_Aim_:
Produce an exact copy of all the data below, dropping every image.

** Start Record set **

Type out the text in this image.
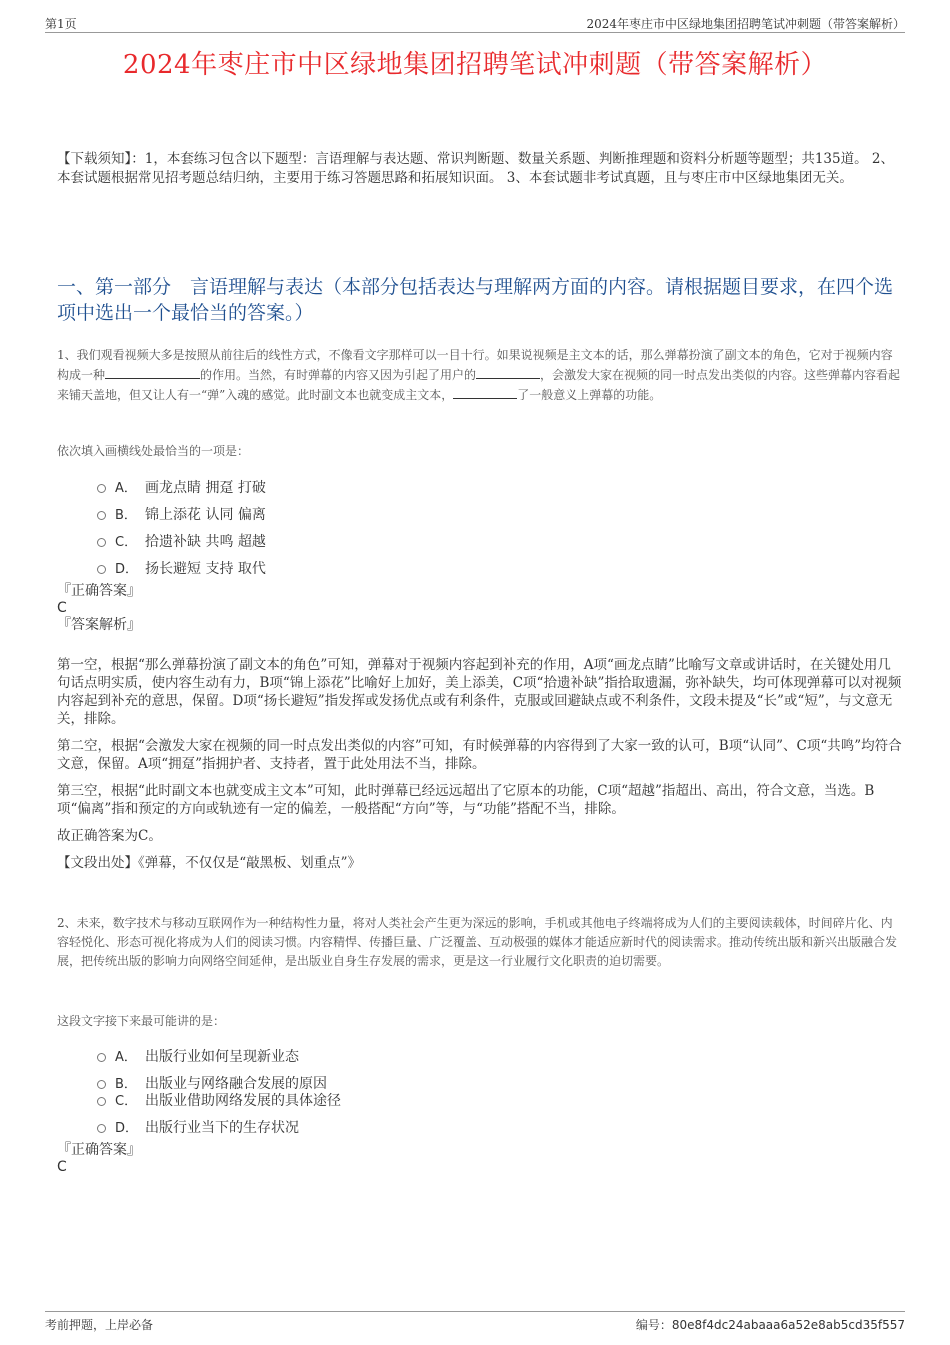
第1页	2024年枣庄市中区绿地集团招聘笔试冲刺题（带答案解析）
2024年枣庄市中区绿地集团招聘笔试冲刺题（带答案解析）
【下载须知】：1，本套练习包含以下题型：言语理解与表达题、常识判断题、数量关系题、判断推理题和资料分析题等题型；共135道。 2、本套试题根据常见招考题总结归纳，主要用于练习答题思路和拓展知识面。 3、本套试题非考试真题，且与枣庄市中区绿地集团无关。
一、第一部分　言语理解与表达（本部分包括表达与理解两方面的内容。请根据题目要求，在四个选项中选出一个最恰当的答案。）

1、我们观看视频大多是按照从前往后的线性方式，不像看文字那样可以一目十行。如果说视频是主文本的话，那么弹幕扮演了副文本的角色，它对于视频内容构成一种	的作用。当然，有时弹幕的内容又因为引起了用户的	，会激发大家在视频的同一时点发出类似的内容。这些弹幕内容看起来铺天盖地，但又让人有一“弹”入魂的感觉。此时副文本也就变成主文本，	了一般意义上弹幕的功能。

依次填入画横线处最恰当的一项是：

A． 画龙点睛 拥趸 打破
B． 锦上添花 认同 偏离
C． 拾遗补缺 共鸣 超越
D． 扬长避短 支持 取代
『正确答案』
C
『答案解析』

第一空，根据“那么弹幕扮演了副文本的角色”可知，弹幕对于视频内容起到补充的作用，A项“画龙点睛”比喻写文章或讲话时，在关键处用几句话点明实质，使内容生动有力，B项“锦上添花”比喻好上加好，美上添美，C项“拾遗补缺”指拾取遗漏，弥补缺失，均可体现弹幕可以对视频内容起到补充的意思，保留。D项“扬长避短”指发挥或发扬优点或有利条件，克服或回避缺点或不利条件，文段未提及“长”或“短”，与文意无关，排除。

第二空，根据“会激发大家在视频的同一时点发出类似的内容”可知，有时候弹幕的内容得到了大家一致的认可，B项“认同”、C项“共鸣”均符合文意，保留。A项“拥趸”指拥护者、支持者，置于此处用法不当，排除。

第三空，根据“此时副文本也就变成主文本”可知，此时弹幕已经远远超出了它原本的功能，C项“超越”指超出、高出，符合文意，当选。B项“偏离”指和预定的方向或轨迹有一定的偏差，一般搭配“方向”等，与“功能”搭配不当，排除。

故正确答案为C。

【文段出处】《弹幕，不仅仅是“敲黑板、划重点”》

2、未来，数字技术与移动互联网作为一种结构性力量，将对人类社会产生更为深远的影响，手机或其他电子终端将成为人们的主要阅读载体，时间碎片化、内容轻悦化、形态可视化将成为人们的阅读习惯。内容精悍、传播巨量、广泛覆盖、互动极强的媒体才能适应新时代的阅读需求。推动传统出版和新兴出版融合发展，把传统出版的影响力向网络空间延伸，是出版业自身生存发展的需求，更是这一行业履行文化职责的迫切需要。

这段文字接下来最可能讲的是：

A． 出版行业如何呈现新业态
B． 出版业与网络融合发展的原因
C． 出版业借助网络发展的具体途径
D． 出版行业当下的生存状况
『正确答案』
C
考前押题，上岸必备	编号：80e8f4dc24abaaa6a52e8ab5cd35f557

** End Record set **

_Task response_:
Type out the text in this image.
第1页	2024年枣庄市中区绿地集团招聘笔试冲刺题（带答案解析）
2024年枣庄市中区绿地集团招聘笔试冲刺题（带答案解析）
【下载须知】：1，本套练习包含以下题型：言语理解与表达题、常识判断题、数量关系题、判断推理题和资料分析题等题型；共135道。 2、本套试题根据常见招考题总结归纳，主要用于练习答题思路和拓展知识面。 3、本套试题非考试真题，且与枣庄市中区绿地集团无关。
一、第一部分　言语理解与表达（本部分包括表达与理解两方面的内容。请根据题目要求，在四个选项中选出一个最恰当的答案。）

1、我们观看视频大多是按照从前往后的线性方式，不像看文字那样可以一目十行。如果说视频是主文本的话，那么弹幕扮演了副文本的角色，它对于视频内容构成一种	的作用。当然，有时弹幕的内容又因为引起了用户的	，会激发大家在视频的同一时点发出类似的内容。这些弹幕内容看起来铺天盖地，但又让人有一“弹”入魂的感觉。此时副文本也就变成主文本，	了一般意义上弹幕的功能。

依次填入画横线处最恰当的一项是：

A． 画龙点睛 拥趸 打破
B． 锦上添花 认同 偏离
C． 拾遗补缺 共鸣 超越
D． 扬长避短 支持 取代
『正确答案』
C
『答案解析』

第一空，根据“那么弹幕扮演了副文本的角色”可知，弹幕对于视频内容起到补充的作用，A项“画龙点睛”比喻写文章或讲话时，在关键处用几句话点明实质，使内容生动有力，B项“锦上添花”比喻好上加好，美上添美，C项“拾遗补缺”指拾取遗漏，弥补缺失，均可体现弹幕可以对视频内容起到补充的意思，保留。D项“扬长避短”指发挥或发扬优点或有利条件，克服或回避缺点或不利条件，文段未提及“长”或“短”，与文意无关，排除。

第二空，根据“会激发大家在视频的同一时点发出类似的内容”可知，有时候弹幕的内容得到了大家一致的认可，B项“认同”、C项“共鸣”均符合文意，保留。A项“拥趸”指拥护者、支持者，置于此处用法不当，排除。

第三空，根据“此时副文本也就变成主文本”可知，此时弹幕已经远远超出了它原本的功能，C项“超越”指超出、高出，符合文意，当选。B项“偏离”指和预定的方向或轨迹有一定的偏差，一般搭配“方向”等，与“功能”搭配不当，排除。

故正确答案为C。

【文段出处】《弹幕，不仅仅是“敲黑板、划重点”》

2、未来，数字技术与移动互联网作为一种结构性力量，将对人类社会产生更为深远的影响，手机或其他电子终端将成为人们的主要阅读载体，时间碎片化、内容轻悦化、形态可视化将成为人们的阅读习惯。内容精悍、传播巨量、广泛覆盖、互动极强的媒体才能适应新时代的阅读需求。推动传统出版和新兴出版融合发展，把传统出版的影响力向网络空间延伸，是出版业自身生存发展的需求，更是这一行业履行文化职责的迫切需要。

这段文字接下来最可能讲的是：

A． 出版行业如何呈现新业态
B． 出版业与网络融合发展的原因
C． 出版业借助网络发展的具体途径
D． 出版行业当下的生存状况
『正确答案』
C
考前押题，上岸必备	编号：80e8f4dc24abaaa6a52e8ab5cd35f557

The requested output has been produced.